**Data supplied:**
──────

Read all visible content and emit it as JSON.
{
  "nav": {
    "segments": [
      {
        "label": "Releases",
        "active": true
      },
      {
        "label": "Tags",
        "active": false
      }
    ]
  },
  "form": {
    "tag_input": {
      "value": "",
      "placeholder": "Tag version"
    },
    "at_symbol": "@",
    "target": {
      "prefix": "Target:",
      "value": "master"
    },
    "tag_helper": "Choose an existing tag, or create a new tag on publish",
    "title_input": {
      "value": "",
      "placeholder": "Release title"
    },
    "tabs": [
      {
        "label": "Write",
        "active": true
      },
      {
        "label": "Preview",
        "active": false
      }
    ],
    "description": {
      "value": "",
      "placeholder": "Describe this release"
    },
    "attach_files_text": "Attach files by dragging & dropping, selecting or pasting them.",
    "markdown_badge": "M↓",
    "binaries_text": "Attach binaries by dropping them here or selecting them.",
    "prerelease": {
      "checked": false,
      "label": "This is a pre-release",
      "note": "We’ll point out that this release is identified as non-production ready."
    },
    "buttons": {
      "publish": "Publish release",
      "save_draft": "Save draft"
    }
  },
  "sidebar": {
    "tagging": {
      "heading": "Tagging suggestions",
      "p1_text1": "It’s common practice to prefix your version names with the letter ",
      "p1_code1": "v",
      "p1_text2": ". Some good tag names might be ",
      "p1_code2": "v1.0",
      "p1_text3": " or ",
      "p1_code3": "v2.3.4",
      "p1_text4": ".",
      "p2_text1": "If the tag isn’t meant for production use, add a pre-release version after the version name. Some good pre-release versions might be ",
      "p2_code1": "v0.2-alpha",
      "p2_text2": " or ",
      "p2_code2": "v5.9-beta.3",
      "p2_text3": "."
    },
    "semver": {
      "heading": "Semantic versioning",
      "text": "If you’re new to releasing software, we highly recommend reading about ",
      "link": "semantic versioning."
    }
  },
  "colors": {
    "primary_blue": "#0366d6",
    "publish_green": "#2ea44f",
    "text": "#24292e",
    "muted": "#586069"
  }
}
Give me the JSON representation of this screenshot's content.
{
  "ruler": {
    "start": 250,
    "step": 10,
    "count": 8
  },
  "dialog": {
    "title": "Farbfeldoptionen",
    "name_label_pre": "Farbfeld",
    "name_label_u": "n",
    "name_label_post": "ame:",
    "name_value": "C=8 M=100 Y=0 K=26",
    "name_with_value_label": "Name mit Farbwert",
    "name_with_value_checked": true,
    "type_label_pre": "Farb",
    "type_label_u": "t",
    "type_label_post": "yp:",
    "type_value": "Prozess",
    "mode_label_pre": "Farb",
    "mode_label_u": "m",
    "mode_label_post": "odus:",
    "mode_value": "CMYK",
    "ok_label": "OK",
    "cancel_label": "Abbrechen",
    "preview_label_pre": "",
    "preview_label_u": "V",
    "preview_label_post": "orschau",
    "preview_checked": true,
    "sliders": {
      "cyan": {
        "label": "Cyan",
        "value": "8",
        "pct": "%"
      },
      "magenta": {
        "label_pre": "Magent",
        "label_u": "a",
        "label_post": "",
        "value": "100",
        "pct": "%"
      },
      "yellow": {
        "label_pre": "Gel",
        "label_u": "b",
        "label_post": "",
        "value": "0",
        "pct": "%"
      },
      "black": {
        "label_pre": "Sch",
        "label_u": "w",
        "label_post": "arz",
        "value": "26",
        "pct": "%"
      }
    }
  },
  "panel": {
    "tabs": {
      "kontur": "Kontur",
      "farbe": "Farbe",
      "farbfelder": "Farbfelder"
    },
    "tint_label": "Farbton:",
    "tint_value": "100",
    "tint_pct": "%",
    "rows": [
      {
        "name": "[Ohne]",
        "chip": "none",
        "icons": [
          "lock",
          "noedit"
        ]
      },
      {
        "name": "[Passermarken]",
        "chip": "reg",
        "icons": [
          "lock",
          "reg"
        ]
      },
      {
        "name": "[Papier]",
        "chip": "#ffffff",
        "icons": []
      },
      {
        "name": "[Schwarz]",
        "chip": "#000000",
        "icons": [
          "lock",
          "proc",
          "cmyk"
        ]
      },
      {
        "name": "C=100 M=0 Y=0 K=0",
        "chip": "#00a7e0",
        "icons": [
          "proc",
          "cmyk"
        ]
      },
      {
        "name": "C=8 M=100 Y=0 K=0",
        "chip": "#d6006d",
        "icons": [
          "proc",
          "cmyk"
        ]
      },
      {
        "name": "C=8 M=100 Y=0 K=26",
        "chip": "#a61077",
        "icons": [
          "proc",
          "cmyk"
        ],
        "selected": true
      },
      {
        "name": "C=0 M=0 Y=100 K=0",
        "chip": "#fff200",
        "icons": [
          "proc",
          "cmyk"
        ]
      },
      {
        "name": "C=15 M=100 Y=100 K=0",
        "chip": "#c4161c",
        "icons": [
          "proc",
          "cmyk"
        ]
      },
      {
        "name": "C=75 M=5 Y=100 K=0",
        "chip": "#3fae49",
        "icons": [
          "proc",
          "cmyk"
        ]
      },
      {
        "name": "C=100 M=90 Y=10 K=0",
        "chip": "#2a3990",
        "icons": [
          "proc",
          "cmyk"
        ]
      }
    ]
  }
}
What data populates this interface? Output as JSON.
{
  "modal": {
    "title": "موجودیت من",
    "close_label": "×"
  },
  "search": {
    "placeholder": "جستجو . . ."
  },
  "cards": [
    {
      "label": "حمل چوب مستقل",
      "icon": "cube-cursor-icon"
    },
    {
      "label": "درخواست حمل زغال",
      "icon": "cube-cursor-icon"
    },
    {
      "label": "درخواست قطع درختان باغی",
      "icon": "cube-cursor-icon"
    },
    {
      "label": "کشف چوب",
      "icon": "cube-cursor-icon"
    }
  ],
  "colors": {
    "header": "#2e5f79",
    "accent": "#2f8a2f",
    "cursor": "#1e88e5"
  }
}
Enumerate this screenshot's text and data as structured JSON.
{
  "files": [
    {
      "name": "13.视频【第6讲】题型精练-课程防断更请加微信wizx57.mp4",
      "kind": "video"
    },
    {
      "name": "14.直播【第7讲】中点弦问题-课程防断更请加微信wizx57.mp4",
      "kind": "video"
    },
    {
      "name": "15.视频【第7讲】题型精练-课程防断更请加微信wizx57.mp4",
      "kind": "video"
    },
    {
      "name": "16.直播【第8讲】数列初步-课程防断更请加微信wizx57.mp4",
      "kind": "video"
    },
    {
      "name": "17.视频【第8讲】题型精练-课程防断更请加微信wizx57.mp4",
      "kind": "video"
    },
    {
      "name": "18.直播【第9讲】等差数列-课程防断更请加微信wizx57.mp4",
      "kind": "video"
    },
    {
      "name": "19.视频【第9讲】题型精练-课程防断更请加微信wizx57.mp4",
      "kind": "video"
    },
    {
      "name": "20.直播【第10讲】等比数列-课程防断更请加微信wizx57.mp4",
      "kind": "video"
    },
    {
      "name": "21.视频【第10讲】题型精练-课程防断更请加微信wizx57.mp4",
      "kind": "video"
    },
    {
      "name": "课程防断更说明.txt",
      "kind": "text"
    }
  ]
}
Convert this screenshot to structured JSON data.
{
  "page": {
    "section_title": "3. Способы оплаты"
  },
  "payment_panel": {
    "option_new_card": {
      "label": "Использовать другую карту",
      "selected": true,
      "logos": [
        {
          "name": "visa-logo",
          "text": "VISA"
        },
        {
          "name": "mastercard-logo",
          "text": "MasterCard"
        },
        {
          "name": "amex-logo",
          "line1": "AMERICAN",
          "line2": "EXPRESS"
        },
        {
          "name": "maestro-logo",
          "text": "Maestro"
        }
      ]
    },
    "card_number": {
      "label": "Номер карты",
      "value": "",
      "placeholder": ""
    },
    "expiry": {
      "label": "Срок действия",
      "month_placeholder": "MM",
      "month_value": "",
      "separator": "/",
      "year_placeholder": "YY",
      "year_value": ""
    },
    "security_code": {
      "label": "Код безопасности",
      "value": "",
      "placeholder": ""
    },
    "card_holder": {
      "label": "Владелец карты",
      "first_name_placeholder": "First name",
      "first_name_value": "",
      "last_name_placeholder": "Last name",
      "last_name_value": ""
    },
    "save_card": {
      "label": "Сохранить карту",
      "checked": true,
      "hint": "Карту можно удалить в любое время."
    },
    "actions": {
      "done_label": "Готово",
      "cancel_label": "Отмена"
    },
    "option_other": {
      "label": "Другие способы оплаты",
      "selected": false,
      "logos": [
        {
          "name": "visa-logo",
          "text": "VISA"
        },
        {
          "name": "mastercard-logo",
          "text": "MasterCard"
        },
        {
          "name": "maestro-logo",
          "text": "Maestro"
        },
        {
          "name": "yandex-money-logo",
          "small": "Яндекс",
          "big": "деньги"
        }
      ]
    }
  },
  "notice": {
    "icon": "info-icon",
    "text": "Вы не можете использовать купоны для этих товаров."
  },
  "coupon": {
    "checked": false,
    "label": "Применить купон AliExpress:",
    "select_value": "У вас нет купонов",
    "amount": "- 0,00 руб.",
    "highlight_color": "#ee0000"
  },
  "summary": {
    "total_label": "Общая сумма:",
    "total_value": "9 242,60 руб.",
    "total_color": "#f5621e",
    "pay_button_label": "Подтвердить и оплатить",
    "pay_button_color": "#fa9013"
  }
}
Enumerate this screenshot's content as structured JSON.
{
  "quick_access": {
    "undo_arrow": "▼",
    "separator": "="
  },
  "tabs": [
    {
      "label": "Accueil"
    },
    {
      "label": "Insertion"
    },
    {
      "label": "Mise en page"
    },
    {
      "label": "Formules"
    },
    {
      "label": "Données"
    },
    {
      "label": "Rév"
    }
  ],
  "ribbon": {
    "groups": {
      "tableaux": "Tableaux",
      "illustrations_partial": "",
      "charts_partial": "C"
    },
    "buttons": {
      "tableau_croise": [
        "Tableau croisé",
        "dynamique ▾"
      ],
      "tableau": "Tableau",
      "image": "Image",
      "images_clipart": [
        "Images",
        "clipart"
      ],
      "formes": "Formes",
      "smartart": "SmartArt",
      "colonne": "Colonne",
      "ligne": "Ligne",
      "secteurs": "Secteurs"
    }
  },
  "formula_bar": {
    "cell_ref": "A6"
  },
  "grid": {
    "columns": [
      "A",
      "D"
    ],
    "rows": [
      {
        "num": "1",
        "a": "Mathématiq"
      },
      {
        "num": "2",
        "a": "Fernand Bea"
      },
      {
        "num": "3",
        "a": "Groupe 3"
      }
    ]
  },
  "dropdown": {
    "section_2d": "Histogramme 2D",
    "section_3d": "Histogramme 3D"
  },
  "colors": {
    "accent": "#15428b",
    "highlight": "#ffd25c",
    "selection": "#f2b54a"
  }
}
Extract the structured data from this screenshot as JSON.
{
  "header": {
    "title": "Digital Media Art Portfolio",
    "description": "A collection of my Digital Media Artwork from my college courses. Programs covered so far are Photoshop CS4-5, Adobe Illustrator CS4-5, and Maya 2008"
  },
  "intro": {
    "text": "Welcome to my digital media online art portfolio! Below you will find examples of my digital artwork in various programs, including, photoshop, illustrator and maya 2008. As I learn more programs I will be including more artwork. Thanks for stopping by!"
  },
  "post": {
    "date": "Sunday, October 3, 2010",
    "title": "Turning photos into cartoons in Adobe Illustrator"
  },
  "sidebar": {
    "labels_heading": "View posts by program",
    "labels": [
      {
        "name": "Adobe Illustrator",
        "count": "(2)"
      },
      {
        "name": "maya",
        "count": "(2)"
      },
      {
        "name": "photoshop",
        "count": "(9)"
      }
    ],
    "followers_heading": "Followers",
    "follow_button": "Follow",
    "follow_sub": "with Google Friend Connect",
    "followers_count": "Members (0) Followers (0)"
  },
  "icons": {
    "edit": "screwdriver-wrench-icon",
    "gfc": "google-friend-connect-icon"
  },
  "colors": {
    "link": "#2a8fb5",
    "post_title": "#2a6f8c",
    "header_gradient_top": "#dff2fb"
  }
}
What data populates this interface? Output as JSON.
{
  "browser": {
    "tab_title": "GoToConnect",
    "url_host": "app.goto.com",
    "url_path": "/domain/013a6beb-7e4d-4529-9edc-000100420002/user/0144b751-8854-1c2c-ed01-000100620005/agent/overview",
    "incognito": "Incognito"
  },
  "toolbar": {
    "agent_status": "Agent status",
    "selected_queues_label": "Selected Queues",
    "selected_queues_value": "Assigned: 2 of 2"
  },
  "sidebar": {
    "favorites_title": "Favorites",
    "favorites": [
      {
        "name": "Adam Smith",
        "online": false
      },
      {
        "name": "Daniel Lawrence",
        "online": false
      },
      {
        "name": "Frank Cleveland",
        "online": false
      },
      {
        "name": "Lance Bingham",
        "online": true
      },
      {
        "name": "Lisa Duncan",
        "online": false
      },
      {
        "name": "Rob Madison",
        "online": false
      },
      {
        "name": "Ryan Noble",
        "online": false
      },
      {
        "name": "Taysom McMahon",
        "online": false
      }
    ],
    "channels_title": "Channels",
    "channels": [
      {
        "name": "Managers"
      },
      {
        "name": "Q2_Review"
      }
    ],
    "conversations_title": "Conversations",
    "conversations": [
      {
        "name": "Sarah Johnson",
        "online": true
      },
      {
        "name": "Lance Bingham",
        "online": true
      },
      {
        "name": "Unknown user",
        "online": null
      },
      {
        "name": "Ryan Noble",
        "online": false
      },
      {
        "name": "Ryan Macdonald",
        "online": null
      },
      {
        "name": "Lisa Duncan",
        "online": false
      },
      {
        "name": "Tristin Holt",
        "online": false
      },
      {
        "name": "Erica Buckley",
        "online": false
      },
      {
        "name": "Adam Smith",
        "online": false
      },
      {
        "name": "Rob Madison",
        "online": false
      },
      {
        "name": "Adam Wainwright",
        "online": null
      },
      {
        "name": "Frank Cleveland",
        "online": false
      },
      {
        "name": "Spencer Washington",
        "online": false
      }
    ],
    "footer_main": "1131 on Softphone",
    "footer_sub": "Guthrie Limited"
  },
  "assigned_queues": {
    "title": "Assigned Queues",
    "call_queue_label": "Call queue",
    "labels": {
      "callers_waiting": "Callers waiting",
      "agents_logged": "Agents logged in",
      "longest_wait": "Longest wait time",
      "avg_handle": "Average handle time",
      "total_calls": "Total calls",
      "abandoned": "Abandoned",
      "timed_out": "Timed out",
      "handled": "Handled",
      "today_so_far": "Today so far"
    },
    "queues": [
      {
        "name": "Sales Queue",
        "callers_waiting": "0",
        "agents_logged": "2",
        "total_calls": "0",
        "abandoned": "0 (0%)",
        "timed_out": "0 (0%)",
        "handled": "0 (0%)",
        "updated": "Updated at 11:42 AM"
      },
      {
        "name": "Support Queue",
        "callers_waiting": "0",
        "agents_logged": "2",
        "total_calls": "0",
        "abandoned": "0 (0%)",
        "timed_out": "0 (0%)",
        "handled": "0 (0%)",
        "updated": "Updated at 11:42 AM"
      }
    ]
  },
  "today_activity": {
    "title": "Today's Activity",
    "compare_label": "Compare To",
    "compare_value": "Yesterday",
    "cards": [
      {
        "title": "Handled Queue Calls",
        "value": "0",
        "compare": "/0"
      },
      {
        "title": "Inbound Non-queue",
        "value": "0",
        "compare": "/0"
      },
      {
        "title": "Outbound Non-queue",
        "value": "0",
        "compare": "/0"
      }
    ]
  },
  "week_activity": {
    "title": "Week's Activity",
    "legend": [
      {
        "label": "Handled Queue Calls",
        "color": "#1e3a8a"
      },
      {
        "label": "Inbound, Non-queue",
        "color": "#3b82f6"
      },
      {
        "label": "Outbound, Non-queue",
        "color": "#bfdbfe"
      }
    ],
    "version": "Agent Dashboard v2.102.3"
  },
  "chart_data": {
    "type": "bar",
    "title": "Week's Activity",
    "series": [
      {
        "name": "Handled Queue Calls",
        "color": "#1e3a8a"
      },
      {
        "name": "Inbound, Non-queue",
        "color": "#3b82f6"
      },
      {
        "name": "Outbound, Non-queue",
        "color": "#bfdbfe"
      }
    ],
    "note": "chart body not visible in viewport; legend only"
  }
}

──────

**What you have to do:**
Select every line above that contains the word "names", and copy it.

**Solution to this exercise:**
      "p1_text1": "It’s common practice to prefix your version names with the letter ",
      "p1_text2": ". Some good tag names might be ",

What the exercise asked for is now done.